*** Opening Data extract ***

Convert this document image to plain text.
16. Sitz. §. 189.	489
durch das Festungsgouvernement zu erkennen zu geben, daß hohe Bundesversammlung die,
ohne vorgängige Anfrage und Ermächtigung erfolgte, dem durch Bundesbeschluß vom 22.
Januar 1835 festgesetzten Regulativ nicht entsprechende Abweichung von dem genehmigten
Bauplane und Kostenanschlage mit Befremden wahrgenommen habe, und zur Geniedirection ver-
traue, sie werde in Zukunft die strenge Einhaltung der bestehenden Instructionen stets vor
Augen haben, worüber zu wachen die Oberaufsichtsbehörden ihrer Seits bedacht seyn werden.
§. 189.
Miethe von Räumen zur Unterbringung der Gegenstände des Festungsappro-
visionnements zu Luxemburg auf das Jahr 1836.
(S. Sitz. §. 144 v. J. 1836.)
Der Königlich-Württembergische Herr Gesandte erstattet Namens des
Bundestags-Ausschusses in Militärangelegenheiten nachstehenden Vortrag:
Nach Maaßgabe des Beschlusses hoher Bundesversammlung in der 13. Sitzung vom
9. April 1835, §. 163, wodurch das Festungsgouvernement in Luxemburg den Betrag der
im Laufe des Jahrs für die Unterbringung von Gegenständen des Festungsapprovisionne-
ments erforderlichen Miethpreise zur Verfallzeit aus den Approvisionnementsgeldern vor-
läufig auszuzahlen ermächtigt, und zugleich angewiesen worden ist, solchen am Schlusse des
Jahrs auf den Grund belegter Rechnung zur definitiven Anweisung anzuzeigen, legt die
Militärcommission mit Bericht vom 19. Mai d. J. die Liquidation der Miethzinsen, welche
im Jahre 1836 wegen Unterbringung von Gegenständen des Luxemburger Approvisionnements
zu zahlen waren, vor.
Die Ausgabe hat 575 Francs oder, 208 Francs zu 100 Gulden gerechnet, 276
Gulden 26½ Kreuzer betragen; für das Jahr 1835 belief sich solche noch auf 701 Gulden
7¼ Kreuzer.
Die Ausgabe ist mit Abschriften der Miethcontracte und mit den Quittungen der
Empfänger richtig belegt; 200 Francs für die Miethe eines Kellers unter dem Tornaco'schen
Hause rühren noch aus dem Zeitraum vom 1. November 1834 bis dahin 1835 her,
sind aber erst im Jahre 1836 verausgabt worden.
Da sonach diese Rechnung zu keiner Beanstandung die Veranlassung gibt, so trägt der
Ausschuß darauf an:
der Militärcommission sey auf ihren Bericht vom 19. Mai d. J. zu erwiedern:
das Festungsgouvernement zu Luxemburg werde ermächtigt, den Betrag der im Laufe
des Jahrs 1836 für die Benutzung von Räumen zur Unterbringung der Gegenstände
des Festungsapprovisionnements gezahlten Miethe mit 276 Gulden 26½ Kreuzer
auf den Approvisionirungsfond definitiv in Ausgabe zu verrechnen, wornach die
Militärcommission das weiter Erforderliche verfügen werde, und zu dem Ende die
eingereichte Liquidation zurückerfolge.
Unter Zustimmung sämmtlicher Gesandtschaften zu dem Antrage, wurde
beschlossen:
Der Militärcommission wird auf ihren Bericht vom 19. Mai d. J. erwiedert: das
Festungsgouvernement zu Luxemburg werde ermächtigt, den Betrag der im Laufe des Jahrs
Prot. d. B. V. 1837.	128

*** Closing Data extract ***

## Problem requirements
With nothing left out, output the whole listing exactly.

## Reply
Convert this document image to plain text.
16. Sitz. §. 189.	489
durch das Festungsgouvernement zu erkennen zu geben, daß hohe Bundesversammlung die,
ohne vorgängige Anfrage und Ermächtigung erfolgte, dem durch Bundesbeschluß vom 22.
Januar 1835 festgesetzten Regulativ nicht entsprechende Abweichung von dem genehmigten
Bauplane und Kostenanschlage mit Befremden wahrgenommen habe, und zur Geniedirection ver-
traue, sie werde in Zukunft die strenge Einhaltung der bestehenden Instructionen stets vor
Augen haben, worüber zu wachen die Oberaufsichtsbehörden ihrer Seits bedacht seyn werden.
§. 189.
Miethe von Räumen zur Unterbringung der Gegenstände des Festungsappro-
visionnements zu Luxemburg auf das Jahr 1836.
(S. Sitz. §. 144 v. J. 1836.)
Der Königlich-Württembergische Herr Gesandte erstattet Namens des
Bundestags-Ausschusses in Militärangelegenheiten nachstehenden Vortrag:
Nach Maaßgabe des Beschlusses hoher Bundesversammlung in der 13. Sitzung vom
9. April 1835, §. 163, wodurch das Festungsgouvernement in Luxemburg den Betrag der
im Laufe des Jahrs für die Unterbringung von Gegenständen des Festungsapprovisionne-
ments erforderlichen Miethpreise zur Verfallzeit aus den Approvisionnementsgeldern vor-
läufig auszuzahlen ermächtigt, und zugleich angewiesen worden ist, solchen am Schlusse des
Jahrs auf den Grund belegter Rechnung zur definitiven Anweisung anzuzeigen, legt die
Militärcommission mit Bericht vom 19. Mai d. J. die Liquidation der Miethzinsen, welche
im Jahre 1836 wegen Unterbringung von Gegenständen des Luxemburger Approvisionnements
zu zahlen waren, vor.
Die Ausgabe hat 575 Francs oder, 208 Francs zu 100 Gulden gerechnet, 276
Gulden 26½ Kreuzer betragen; für das Jahr 1835 belief sich solche noch auf 701 Gulden
7¼ Kreuzer.
Die Ausgabe ist mit Abschriften der Miethcontracte und mit den Quittungen der
Empfänger richtig belegt; 200 Francs für die Miethe eines Kellers unter dem Tornaco'schen
Hause rühren noch aus dem Zeitraum vom 1. November 1834 bis dahin 1835 her,
sind aber erst im Jahre 1836 verausgabt worden.
Da sonach diese Rechnung zu keiner Beanstandung die Veranlassung gibt, so trägt der
Ausschuß darauf an:
der Militärcommission sey auf ihren Bericht vom 19. Mai d. J. zu erwiedern:
das Festungsgouvernement zu Luxemburg werde ermächtigt, den Betrag der im Laufe
des Jahrs 1836 für die Benutzung von Räumen zur Unterbringung der Gegenstände
des Festungsapprovisionnements gezahlten Miethe mit 276 Gulden 26½ Kreuzer
auf den Approvisionirungsfond definitiv in Ausgabe zu verrechnen, wornach die
Militärcommission das weiter Erforderliche verfügen werde, und zu dem Ende die
eingereichte Liquidation zurückerfolge.
Unter Zustimmung sämmtlicher Gesandtschaften zu dem Antrage, wurde
beschlossen:
Der Militärcommission wird auf ihren Bericht vom 19. Mai d. J. erwiedert: das
Festungsgouvernement zu Luxemburg werde ermächtigt, den Betrag der im Laufe des Jahrs
Prot. d. B. V. 1837.	128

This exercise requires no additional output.